[Data records]
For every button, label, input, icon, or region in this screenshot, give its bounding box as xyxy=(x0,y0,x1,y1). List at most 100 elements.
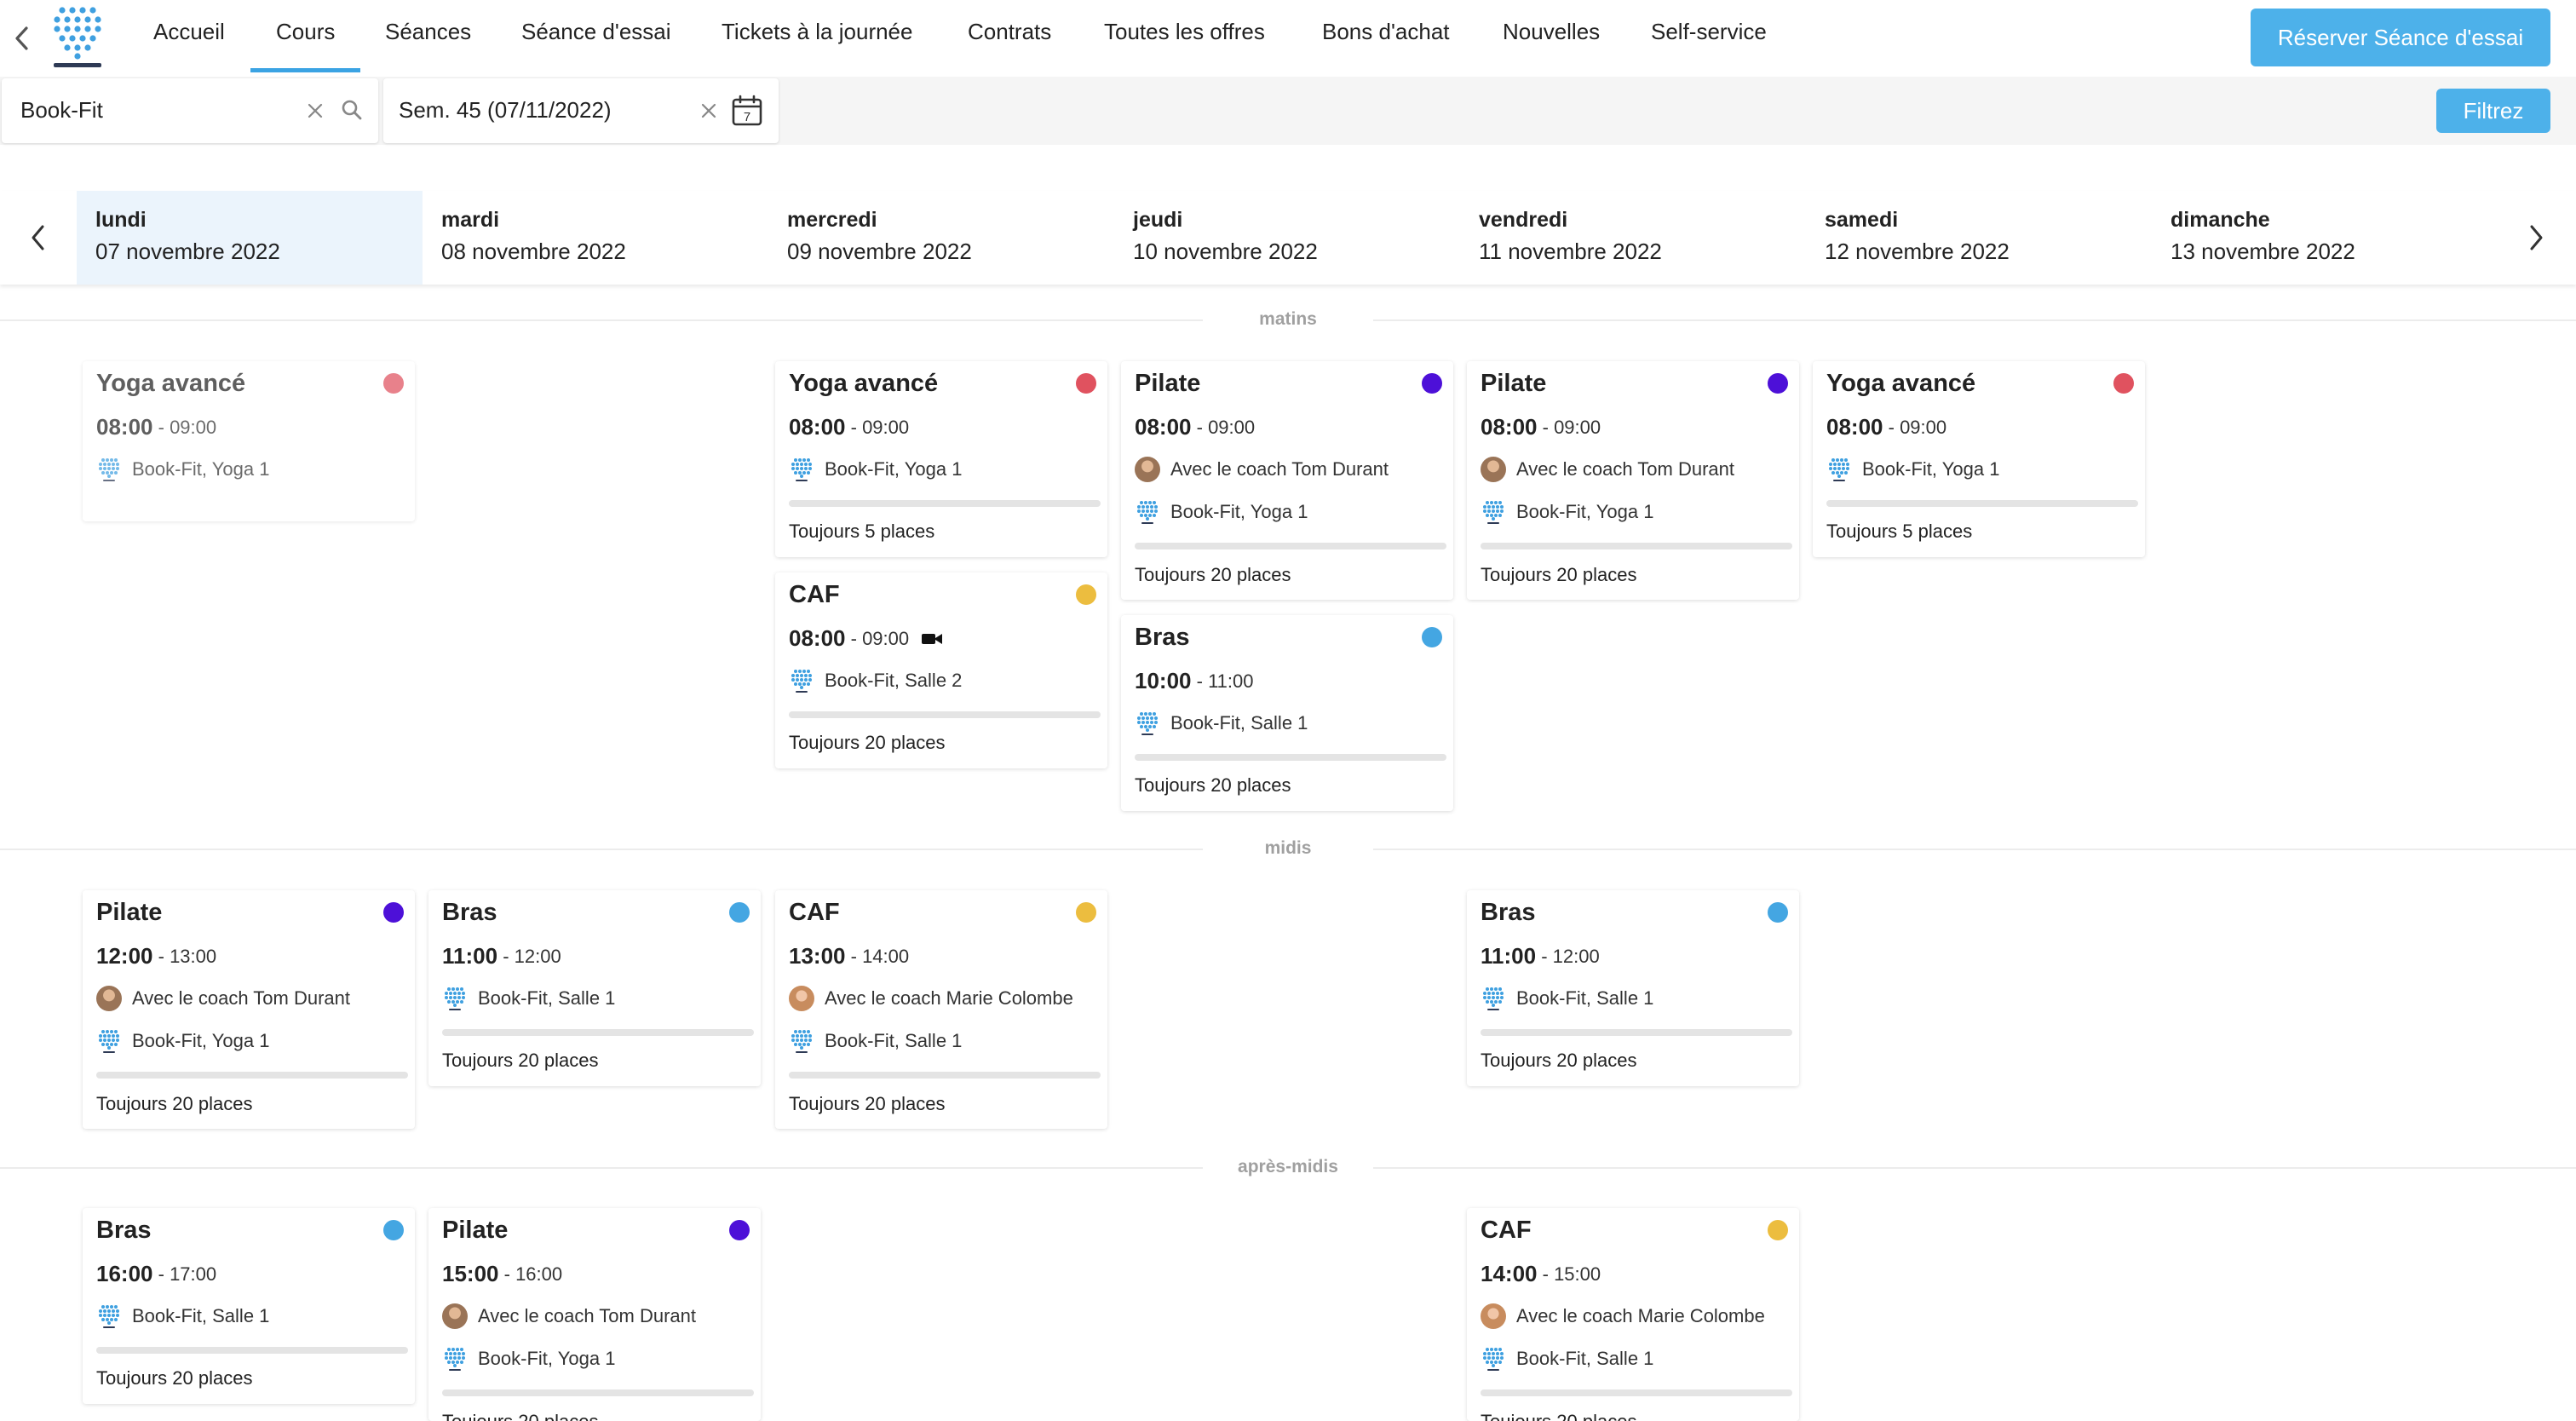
class-end-time: 17:00 xyxy=(170,1263,217,1285)
class-end-time: 11:00 xyxy=(1208,670,1254,692)
class-room-label: Book-Fit, Salle 1 xyxy=(478,987,616,1009)
class-title: Yoga avancé xyxy=(789,370,939,397)
class-card[interactable]: Pilate 15:00 - 16:00 Avec le coach Tom D… xyxy=(428,1208,761,1421)
class-card[interactable]: Yoga avancé 08:00 - 09:00 Book-Fit, Yoga… xyxy=(1813,361,2145,557)
class-room-label: Book-Fit, Salle 1 xyxy=(825,1030,963,1051)
class-end-time: 09:00 xyxy=(1900,416,1947,438)
class-card[interactable]: CAF 08:00 - 09:00 Book-Fit, Salle 2 Touj… xyxy=(775,572,1107,768)
search-icon[interactable] xyxy=(339,97,365,123)
class-room: Book-Fit, Yoga 1 xyxy=(96,457,269,482)
week-day-header: lundi 07 novembre 2022 mardi 08 novembre… xyxy=(0,191,2576,285)
clear-week-icon[interactable] xyxy=(697,99,721,123)
nav-item-self-service[interactable]: Self-service xyxy=(1651,19,1767,44)
class-end-time: 09:00 xyxy=(1208,416,1256,438)
class-card[interactable]: Pilate 08:00 - 09:00 Avec le coach Tom D… xyxy=(1121,361,1453,600)
class-end-time: 09:00 xyxy=(170,416,217,438)
studio-logo-icon xyxy=(1135,499,1160,525)
day-date: 12 novembre 2022 xyxy=(1825,239,2010,264)
class-card[interactable]: Yoga avancé 08:00 - 09:00 Book-Fit, Yoga… xyxy=(83,361,415,521)
nav-item-seance-essai[interactable]: Séance d'essai xyxy=(521,19,671,44)
class-start-time: 12:00 xyxy=(96,943,153,969)
class-time: 11:00 - 12:00 xyxy=(1481,943,1600,969)
capacity-bar xyxy=(1481,543,1792,549)
class-room: Book-Fit, Salle 1 xyxy=(96,1303,269,1329)
next-week-icon[interactable] xyxy=(2518,216,2556,259)
back-icon[interactable] xyxy=(9,19,34,58)
nav-item-accueil[interactable]: Accueil xyxy=(153,19,225,44)
class-card[interactable]: Bras 11:00 - 12:00 Book-Fit, Salle 1 Tou… xyxy=(1467,890,1799,1086)
mysports-logo[interactable] xyxy=(49,5,106,70)
nav-item-seances[interactable]: Séances xyxy=(385,19,472,44)
class-end-time: 15:00 xyxy=(1554,1263,1601,1285)
day-column-mardi[interactable]: mardi 08 novembre 2022 xyxy=(423,191,768,285)
class-room-label: Book-Fit, Salle 1 xyxy=(1516,1348,1654,1369)
week-selector-field[interactable]: Sem. 45 (07/11/2022) 7 xyxy=(383,78,779,143)
day-column-jeudi[interactable]: jeudi 10 novembre 2022 xyxy=(1114,191,1460,285)
class-room: Book-Fit, Yoga 1 xyxy=(1481,499,1653,525)
class-card[interactable]: Pilate 08:00 - 09:00 Avec le coach Tom D… xyxy=(1467,361,1799,600)
day-column-lundi[interactable]: lundi 07 novembre 2022 xyxy=(77,191,423,285)
class-start-time: 14:00 xyxy=(1481,1261,1538,1286)
capacity-bar xyxy=(1135,754,1446,761)
class-start-time: 11:00 xyxy=(1481,943,1537,969)
class-card[interactable]: CAF 13:00 - 14:00 Avec le coach Marie Co… xyxy=(775,890,1107,1129)
day-column-samedi[interactable]: samedi 12 novembre 2022 xyxy=(1806,191,2152,285)
class-card[interactable]: Yoga avancé 08:00 - 09:00 Book-Fit, Yoga… xyxy=(775,361,1107,557)
nav-item-tickets-journee[interactable]: Tickets à la journée xyxy=(722,19,913,44)
filter-bar: Book-Fit Sem. 45 (07/11/2022) 7 Filtrez xyxy=(0,77,2576,145)
day-name: vendredi xyxy=(1479,208,1568,232)
class-room-label: Book-Fit, Yoga 1 xyxy=(1170,501,1308,522)
nav-item-contrats[interactable]: Contrats xyxy=(968,19,1052,44)
studio-logo-icon xyxy=(96,1028,122,1054)
places-remaining: Toujours 20 places xyxy=(789,1093,946,1114)
class-card[interactable]: Bras 10:00 - 11:00 Book-Fit, Salle 1 Tou… xyxy=(1121,615,1453,811)
coach-avatar xyxy=(442,1303,468,1329)
day-date: 09 novembre 2022 xyxy=(787,239,972,264)
capacity-bar xyxy=(789,711,1101,718)
reserve-trial-button[interactable]: Réserver Séance d'essai xyxy=(2251,9,2550,66)
coach-avatar xyxy=(1135,457,1160,482)
calendar-icon[interactable]: 7 xyxy=(729,94,765,128)
category-color-dot xyxy=(1422,627,1442,647)
class-time: 08:00 - 09:00 xyxy=(1826,414,1947,440)
nav-item-toutes-offres[interactable]: Toutes les offres xyxy=(1104,19,1265,44)
class-card[interactable]: Bras 11:00 - 12:00 Book-Fit, Salle 1 Tou… xyxy=(428,890,761,1086)
studio-filter-field[interactable]: Book-Fit xyxy=(2,78,378,143)
class-end-time: 12:00 xyxy=(1552,945,1600,967)
class-coach: Avec le coach Tom Durant xyxy=(96,986,350,1011)
class-coach: Avec le coach Marie Colombe xyxy=(1481,1303,1765,1329)
class-card[interactable]: Pilate 12:00 - 13:00 Avec le coach Tom D… xyxy=(83,890,415,1129)
class-card[interactable]: Bras 16:00 - 17:00 Book-Fit, Salle 1 Tou… xyxy=(83,1208,415,1404)
top-navigation: Accueil Cours Séances Séance d'essai Tic… xyxy=(0,0,2576,77)
class-room-label: Book-Fit, Salle 1 xyxy=(1516,987,1654,1009)
class-time: 08:00 - 09:00 xyxy=(96,414,217,440)
day-column-mercredi[interactable]: mercredi 09 novembre 2022 xyxy=(768,191,1114,285)
class-room: Book-Fit, Salle 1 xyxy=(1481,986,1653,1011)
studio-logo-icon xyxy=(789,1028,814,1054)
category-color-dot xyxy=(729,1220,750,1240)
day-column-vendredi[interactable]: vendredi 11 novembre 2022 xyxy=(1460,191,1806,285)
section-label-matins: matins xyxy=(1203,307,1373,332)
studio-logo-icon xyxy=(1481,499,1506,525)
nav-item-bons-achat[interactable]: Bons d'achat xyxy=(1322,19,1450,44)
day-name: mardi xyxy=(441,208,500,232)
previous-week-icon[interactable] xyxy=(19,216,56,259)
day-column-dimanche[interactable]: dimanche 13 novembre 2022 xyxy=(2152,191,2498,285)
class-start-time: 10:00 xyxy=(1135,668,1192,693)
day-name: dimanche xyxy=(2171,208,2270,232)
class-room-label: Book-Fit, Yoga 1 xyxy=(825,458,963,480)
class-room-label: Book-Fit, Salle 2 xyxy=(825,670,963,691)
category-color-dot xyxy=(383,1220,404,1240)
class-end-time: 14:00 xyxy=(862,945,910,967)
day-date: 11 novembre 2022 xyxy=(1479,239,1662,264)
nav-item-nouvelles[interactable]: Nouvelles xyxy=(1503,19,1601,44)
clear-icon[interactable] xyxy=(303,99,327,123)
class-title: Pilate xyxy=(1135,370,1201,397)
class-title: Pilate xyxy=(96,899,163,926)
class-room: Book-Fit, Salle 1 xyxy=(1481,1346,1653,1372)
capacity-bar xyxy=(1481,1389,1792,1396)
nav-item-cours[interactable]: Cours xyxy=(250,19,361,72)
places-remaining: Toujours 20 places xyxy=(96,1093,253,1114)
filter-button[interactable]: Filtrez xyxy=(2436,89,2550,133)
class-card[interactable]: CAF 14:00 - 15:00 Avec le coach Marie Co… xyxy=(1467,1208,1799,1421)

> **What needs to be done**: In the records, please rewrite the stretch from the line containing "class-end-time: 17:00 xyxy=(170,1263,217,1285)" through the line containing "Book-Fit, Yoga… xyxy=(83,361,415,521)", changing every "class-end-time" to "session-end-time" and leaving everything else as it is.

> **Full response**:
session-end-time: 17:00 xyxy=(170,1263,217,1285)
session-end-time: 11:00 xyxy=(1208,670,1254,692)
class-room-label: Book-Fit, Salle 1 xyxy=(478,987,616,1009)
class-title: Yoga avancé xyxy=(789,370,939,397)
class-card[interactable]: Pilate 15:00 - 16:00 Avec le coach Tom D… xyxy=(428,1208,761,1421)
class-card[interactable]: Yoga avancé 08:00 - 09:00 Book-Fit, Yoga… xyxy=(1813,361,2145,557)
class-room-label: Book-Fit, Salle 1 xyxy=(825,1030,963,1051)
session-end-time: 09:00 xyxy=(1900,416,1947,438)
class-card[interactable]: CAF 08:00 - 09:00 Book-Fit, Salle 2 Touj… xyxy=(775,572,1107,768)
search-icon[interactable] xyxy=(339,97,365,123)
class-room: Book-Fit, Yoga 1 xyxy=(96,457,269,482)
week-day-header: lundi 07 novembre 2022 mardi 08 novembre… xyxy=(0,191,2576,285)
clear-week-icon[interactable] xyxy=(697,99,721,123)
nav-item-self-service[interactable]: Self-service xyxy=(1651,19,1767,44)
session-end-time: 09:00 xyxy=(1208,416,1256,438)
class-card[interactable]: Pilate 08:00 - 09:00 Avec le coach Tom D… xyxy=(1121,361,1453,600)
session-end-time: 09:00 xyxy=(170,416,217,438)
studio-logo-icon xyxy=(1135,499,1160,525)
day-date: 12 novembre 2022 xyxy=(1825,239,2010,264)
class-card[interactable]: Yoga avancé 08:00 - 09:00 Book-Fit, Yoga… xyxy=(83,361,415,521)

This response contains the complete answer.